**EXTRACTED INFORMATION:**

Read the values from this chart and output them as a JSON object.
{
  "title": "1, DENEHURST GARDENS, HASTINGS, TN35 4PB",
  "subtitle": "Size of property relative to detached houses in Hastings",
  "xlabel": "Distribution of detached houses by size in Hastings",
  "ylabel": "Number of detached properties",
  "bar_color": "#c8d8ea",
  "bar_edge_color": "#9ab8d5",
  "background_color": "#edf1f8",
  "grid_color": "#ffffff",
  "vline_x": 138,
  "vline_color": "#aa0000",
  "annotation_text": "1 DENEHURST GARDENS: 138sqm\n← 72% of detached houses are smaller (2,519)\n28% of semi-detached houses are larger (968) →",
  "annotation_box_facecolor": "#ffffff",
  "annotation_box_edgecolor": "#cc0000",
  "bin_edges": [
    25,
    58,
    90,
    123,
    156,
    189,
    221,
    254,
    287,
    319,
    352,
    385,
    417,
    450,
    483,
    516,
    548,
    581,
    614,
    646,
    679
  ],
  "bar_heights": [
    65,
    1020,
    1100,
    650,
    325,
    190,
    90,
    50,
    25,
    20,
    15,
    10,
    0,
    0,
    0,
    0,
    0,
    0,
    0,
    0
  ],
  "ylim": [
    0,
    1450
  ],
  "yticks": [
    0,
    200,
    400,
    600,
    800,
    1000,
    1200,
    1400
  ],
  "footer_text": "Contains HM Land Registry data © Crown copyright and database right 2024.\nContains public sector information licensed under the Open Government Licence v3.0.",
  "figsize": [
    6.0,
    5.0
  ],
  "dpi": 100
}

**WORK TO COMPLETE:** Set every line of the listing down word for word.

**THE RESULT:**
Read the values from this chart and output them as a JSON object.
{
  "title": "1, DENEHURST GARDENS, HASTINGS, TN35 4PB",
  "subtitle": "Size of property relative to detached houses in Hastings",
  "xlabel": "Distribution of detached houses by size in Hastings",
  "ylabel": "Number of detached properties",
  "bar_color": "#c8d8ea",
  "bar_edge_color": "#9ab8d5",
  "background_color": "#edf1f8",
  "grid_color": "#ffffff",
  "vline_x": 138,
  "vline_color": "#aa0000",
  "annotation_text": "1 DENEHURST GARDENS: 138sqm\n← 72% of detached houses are smaller (2,519)\n28% of semi-detached houses are larger (968) →",
  "annotation_box_facecolor": "#ffffff",
  "annotation_box_edgecolor": "#cc0000",
  "bin_edges": [
    25,
    58,
    90,
    123,
    156,
    189,
    221,
    254,
    287,
    319,
    352,
    385,
    417,
    450,
    483,
    516,
    548,
    581,
    614,
    646,
    679
  ],
  "bar_heights": [
    65,
    1020,
    1100,
    650,
    325,
    190,
    90,
    50,
    25,
    20,
    15,
    10,
    0,
    0,
    0,
    0,
    0,
    0,
    0,
    0
  ],
  "ylim": [
    0,
    1450
  ],
  "yticks": [
    0,
    200,
    400,
    600,
    800,
    1000,
    1200,
    1400
  ],
  "footer_text": "Contains HM Land Registry data © Crown copyright and database right 2024.\nContains public sector information licensed under the Open Government Licence v3.0.",
  "figsize": [
    6.0,
    5.0
  ],
  "dpi": 100
}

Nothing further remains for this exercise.